- _Task instructions_
Read the records below and copy each line that contains "smelting".

- _A run of records_
----------------------------------------

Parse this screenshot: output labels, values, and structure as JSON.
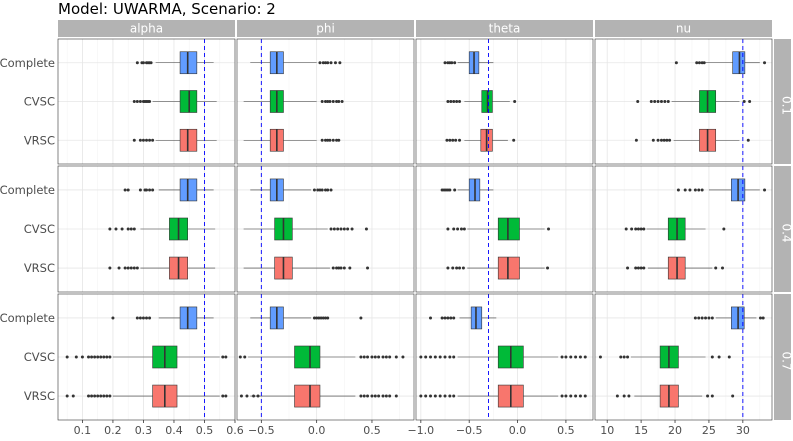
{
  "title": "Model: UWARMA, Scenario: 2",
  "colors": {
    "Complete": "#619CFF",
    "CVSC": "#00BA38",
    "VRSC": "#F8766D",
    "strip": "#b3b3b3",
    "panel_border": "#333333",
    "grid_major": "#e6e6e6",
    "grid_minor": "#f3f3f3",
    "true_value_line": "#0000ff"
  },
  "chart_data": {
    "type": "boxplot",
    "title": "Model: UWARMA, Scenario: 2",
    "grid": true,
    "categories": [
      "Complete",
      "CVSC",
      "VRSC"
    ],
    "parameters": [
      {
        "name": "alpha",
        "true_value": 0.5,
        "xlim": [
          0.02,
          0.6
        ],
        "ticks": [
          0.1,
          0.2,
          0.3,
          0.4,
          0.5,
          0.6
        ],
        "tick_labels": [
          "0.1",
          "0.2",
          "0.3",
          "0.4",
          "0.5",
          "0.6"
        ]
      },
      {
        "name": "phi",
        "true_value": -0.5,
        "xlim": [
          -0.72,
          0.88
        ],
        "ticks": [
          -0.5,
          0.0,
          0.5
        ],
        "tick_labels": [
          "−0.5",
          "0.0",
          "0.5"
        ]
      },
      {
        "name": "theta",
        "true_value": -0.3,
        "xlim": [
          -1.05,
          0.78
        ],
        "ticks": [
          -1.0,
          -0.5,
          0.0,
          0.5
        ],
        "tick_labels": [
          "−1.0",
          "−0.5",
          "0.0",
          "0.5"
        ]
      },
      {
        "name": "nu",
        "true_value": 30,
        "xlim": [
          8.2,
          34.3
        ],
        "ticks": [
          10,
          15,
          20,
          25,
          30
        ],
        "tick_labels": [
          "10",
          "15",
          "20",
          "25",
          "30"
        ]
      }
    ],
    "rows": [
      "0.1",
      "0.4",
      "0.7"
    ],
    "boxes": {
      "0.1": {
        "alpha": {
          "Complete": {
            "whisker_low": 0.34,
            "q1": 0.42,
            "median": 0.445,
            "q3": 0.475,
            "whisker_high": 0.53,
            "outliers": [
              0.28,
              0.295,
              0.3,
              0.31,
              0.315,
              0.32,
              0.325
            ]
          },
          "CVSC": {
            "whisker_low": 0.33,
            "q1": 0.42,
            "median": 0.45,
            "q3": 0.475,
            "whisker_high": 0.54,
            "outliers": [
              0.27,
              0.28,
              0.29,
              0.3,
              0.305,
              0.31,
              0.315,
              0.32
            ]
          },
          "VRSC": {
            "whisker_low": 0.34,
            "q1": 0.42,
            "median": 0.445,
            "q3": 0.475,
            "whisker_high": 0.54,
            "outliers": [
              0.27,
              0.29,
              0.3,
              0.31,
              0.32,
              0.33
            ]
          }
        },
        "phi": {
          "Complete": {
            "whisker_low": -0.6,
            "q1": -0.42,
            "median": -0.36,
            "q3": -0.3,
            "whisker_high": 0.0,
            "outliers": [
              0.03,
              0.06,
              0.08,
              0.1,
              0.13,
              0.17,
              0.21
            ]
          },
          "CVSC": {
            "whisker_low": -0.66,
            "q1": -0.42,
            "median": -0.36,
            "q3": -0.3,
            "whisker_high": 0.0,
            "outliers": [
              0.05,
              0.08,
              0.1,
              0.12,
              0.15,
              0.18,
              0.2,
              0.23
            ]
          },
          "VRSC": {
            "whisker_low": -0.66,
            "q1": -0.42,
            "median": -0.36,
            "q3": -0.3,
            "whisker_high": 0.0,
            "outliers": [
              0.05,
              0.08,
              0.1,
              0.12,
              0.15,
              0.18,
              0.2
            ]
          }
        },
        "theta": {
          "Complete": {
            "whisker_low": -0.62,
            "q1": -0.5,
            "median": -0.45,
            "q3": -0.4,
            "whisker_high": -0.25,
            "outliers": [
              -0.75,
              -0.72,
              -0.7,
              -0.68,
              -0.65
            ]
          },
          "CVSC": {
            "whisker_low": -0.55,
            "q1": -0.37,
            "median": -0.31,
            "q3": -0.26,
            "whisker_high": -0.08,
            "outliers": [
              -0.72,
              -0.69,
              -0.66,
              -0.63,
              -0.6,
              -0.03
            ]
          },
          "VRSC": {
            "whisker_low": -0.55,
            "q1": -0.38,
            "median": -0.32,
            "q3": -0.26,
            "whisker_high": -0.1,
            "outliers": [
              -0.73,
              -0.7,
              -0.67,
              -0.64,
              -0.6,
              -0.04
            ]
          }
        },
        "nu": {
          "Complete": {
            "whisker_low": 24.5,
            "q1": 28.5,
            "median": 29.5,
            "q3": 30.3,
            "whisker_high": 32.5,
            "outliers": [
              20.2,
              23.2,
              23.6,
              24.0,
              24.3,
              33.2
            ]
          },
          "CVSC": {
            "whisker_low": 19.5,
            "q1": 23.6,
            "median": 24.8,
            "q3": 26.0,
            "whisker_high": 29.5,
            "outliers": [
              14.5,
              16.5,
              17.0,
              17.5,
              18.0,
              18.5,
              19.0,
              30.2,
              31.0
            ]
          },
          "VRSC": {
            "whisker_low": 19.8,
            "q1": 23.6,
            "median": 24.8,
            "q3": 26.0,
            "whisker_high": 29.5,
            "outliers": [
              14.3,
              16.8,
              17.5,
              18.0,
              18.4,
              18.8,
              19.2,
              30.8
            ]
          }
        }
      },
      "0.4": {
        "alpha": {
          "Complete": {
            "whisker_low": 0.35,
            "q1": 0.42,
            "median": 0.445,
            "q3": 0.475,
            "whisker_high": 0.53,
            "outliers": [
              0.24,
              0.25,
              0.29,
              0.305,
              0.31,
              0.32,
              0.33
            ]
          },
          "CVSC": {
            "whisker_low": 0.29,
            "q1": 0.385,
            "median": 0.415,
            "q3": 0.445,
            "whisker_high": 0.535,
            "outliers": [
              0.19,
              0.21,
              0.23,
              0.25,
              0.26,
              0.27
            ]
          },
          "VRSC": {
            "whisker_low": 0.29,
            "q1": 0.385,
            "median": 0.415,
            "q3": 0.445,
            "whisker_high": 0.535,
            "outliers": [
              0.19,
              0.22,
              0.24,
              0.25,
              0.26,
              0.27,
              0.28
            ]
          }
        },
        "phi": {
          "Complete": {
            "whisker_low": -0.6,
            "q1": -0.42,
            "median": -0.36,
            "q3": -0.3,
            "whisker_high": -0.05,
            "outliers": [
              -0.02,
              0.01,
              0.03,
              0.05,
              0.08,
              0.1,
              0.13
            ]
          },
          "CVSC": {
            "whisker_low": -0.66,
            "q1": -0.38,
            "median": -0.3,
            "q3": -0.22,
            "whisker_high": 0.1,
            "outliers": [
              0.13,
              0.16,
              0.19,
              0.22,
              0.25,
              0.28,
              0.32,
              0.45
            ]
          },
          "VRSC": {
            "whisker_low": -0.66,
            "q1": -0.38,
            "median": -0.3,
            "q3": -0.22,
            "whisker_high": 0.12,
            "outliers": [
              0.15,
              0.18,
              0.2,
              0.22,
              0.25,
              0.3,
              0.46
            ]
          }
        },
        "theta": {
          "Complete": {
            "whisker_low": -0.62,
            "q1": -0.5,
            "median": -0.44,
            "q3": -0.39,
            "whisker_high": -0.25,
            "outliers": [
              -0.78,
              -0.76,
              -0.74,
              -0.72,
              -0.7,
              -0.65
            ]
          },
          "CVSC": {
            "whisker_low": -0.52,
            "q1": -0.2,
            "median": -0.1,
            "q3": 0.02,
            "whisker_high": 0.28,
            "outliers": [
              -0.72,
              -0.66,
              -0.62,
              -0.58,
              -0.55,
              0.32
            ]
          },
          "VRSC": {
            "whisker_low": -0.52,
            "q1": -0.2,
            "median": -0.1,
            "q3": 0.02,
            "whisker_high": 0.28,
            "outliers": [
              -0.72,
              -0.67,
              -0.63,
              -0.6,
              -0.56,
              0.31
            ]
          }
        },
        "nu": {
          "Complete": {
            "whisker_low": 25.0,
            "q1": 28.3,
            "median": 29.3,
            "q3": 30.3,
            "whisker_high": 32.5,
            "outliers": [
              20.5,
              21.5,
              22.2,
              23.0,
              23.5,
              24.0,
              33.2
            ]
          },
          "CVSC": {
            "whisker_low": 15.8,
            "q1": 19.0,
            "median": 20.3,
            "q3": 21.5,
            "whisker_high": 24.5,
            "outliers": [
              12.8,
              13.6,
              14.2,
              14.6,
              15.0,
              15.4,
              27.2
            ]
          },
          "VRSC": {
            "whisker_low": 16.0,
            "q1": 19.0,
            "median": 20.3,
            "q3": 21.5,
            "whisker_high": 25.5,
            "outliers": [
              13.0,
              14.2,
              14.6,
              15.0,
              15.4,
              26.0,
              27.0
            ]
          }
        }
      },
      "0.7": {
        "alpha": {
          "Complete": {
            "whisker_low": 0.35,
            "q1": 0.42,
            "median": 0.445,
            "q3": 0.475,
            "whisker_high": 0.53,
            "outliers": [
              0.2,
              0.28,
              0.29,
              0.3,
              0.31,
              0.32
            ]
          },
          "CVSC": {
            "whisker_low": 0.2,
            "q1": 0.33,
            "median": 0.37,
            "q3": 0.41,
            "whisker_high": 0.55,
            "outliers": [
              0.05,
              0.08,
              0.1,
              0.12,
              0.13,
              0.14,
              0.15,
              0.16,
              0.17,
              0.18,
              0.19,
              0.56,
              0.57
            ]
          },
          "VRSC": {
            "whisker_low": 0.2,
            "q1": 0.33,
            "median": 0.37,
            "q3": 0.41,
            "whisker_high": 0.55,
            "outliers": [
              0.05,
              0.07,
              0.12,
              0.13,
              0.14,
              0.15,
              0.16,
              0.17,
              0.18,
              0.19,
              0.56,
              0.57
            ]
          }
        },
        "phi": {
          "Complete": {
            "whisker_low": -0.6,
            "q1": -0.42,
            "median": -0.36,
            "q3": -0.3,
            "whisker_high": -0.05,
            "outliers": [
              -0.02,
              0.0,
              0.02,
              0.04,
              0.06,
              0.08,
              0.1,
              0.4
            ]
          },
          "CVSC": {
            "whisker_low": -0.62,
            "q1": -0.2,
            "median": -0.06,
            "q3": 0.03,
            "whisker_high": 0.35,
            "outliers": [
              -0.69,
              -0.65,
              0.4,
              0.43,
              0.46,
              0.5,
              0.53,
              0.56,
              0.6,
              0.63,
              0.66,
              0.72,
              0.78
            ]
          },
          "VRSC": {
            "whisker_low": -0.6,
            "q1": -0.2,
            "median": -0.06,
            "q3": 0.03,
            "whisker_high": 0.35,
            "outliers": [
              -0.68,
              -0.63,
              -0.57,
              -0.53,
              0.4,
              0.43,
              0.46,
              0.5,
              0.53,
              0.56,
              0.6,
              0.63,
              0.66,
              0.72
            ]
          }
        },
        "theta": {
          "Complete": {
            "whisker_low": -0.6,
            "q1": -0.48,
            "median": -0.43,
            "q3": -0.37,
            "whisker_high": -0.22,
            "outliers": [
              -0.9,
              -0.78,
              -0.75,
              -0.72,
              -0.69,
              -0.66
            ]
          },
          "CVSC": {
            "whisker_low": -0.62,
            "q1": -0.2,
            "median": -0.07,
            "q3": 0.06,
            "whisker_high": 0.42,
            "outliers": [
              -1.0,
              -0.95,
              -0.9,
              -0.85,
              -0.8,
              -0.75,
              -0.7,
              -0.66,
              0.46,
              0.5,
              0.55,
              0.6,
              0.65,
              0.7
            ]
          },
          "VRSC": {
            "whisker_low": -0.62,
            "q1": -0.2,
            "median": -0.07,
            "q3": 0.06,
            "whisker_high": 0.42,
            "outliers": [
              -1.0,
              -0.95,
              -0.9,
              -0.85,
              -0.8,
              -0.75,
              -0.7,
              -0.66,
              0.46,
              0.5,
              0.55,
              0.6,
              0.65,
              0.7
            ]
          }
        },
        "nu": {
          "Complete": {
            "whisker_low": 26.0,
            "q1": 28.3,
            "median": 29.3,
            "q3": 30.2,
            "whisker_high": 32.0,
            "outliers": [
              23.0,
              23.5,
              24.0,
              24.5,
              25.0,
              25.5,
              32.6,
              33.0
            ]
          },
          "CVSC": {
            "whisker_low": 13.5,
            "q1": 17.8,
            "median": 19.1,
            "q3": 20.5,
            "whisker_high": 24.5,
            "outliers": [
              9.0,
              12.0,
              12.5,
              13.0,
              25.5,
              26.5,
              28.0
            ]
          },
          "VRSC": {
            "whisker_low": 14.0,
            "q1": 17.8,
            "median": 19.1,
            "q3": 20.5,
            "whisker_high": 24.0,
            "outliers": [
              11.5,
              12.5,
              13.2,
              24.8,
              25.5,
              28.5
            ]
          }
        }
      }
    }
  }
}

----------------------------------------

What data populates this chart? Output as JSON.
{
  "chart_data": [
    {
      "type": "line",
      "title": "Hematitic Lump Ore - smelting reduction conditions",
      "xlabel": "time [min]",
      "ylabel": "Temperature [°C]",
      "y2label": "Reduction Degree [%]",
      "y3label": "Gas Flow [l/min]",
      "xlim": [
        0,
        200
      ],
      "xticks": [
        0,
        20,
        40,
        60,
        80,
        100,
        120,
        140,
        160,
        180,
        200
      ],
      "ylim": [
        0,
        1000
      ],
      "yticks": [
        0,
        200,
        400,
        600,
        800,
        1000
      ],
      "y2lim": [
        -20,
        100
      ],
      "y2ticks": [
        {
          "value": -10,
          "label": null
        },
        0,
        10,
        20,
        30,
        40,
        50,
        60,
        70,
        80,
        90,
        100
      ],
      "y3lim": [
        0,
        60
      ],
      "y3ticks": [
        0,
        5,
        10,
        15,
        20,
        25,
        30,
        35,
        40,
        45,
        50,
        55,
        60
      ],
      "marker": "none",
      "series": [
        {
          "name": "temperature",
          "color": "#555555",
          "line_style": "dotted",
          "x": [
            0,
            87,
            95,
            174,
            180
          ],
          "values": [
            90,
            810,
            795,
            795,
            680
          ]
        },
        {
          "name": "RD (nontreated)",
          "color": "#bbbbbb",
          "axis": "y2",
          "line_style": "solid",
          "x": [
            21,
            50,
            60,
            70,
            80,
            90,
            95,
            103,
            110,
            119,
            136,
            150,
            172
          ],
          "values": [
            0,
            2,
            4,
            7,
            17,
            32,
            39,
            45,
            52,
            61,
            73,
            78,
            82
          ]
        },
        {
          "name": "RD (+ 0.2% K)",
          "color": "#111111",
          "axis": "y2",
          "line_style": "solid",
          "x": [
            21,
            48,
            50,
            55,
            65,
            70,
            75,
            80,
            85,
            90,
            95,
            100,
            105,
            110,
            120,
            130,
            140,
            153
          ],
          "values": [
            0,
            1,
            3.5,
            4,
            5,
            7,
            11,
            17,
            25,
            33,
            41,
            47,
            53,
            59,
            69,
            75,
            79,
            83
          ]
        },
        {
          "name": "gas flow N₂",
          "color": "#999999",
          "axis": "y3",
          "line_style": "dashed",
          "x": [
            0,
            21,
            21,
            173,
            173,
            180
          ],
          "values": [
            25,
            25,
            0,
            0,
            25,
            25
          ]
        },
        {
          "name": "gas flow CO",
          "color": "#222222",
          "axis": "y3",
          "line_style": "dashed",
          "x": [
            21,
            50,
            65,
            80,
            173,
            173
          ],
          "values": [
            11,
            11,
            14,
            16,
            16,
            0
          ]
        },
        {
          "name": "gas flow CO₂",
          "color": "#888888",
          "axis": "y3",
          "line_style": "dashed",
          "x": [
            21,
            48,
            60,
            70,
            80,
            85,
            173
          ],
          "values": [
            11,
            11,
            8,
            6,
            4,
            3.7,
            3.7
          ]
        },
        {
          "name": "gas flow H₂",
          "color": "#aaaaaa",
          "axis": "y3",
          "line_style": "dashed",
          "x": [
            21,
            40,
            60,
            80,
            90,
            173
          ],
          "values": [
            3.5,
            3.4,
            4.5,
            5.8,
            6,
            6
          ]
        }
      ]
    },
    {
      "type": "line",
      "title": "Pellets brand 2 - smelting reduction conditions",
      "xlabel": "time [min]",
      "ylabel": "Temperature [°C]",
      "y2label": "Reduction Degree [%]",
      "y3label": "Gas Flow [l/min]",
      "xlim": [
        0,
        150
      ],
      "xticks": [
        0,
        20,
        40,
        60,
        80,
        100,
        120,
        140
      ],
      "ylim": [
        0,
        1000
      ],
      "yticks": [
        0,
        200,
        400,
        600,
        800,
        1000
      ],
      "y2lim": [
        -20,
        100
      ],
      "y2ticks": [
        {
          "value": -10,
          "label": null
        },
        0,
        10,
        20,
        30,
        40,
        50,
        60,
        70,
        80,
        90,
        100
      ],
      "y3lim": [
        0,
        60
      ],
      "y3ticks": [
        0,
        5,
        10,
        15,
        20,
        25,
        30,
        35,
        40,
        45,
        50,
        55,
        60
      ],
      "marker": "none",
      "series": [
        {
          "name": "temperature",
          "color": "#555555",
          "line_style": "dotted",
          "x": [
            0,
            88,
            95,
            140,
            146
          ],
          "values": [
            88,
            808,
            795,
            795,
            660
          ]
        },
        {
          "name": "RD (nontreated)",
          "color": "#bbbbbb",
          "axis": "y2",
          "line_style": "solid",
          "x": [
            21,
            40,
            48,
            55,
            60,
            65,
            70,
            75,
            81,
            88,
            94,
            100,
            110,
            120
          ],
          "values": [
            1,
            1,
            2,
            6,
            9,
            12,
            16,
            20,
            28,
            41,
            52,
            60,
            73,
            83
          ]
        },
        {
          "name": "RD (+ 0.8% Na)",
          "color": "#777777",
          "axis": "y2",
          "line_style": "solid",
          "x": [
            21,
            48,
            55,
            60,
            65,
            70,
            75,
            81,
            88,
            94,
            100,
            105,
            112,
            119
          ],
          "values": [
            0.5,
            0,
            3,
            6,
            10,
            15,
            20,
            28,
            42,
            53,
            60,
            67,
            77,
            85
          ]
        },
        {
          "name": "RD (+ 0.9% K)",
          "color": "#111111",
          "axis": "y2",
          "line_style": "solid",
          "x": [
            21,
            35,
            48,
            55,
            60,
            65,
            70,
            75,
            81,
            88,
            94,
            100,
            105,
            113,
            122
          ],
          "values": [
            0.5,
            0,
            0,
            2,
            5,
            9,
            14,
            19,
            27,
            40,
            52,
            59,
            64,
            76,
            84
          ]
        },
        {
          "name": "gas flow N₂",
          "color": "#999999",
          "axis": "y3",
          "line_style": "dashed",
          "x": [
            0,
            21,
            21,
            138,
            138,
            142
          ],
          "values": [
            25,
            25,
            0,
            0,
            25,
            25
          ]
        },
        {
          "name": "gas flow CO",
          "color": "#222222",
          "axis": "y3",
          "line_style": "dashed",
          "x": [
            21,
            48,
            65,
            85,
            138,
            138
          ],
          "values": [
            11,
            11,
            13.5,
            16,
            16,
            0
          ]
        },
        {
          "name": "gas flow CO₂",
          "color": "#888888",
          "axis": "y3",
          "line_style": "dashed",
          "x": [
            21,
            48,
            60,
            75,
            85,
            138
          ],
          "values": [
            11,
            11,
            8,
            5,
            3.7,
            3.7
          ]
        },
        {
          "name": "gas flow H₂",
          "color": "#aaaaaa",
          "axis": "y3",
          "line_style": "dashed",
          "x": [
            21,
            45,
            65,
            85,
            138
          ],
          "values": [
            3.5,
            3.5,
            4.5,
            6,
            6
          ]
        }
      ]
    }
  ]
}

----------------------------------------

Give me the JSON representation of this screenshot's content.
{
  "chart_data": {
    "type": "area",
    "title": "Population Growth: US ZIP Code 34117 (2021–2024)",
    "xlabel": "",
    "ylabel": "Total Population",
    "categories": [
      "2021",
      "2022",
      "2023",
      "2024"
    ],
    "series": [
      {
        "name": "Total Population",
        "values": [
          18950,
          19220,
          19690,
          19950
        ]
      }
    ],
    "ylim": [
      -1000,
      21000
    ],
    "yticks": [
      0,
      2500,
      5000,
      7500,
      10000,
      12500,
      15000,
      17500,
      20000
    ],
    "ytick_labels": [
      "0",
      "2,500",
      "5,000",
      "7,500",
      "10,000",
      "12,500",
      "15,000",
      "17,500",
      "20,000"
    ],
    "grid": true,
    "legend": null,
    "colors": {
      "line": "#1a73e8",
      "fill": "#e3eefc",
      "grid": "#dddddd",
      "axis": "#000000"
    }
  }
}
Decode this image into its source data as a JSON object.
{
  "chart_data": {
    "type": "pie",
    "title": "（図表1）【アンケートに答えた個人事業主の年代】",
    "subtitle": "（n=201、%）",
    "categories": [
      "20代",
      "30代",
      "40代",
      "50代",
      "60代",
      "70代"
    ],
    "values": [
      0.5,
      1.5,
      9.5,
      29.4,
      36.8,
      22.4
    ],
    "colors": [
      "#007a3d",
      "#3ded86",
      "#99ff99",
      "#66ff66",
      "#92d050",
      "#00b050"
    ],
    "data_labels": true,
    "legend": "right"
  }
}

----------------------------------------

- _Completed exercise_
      "title": "Hematitic Lump Ore - smelting reduction conditions",
      "title": "Pellets brand 2 - smelting reduction conditions",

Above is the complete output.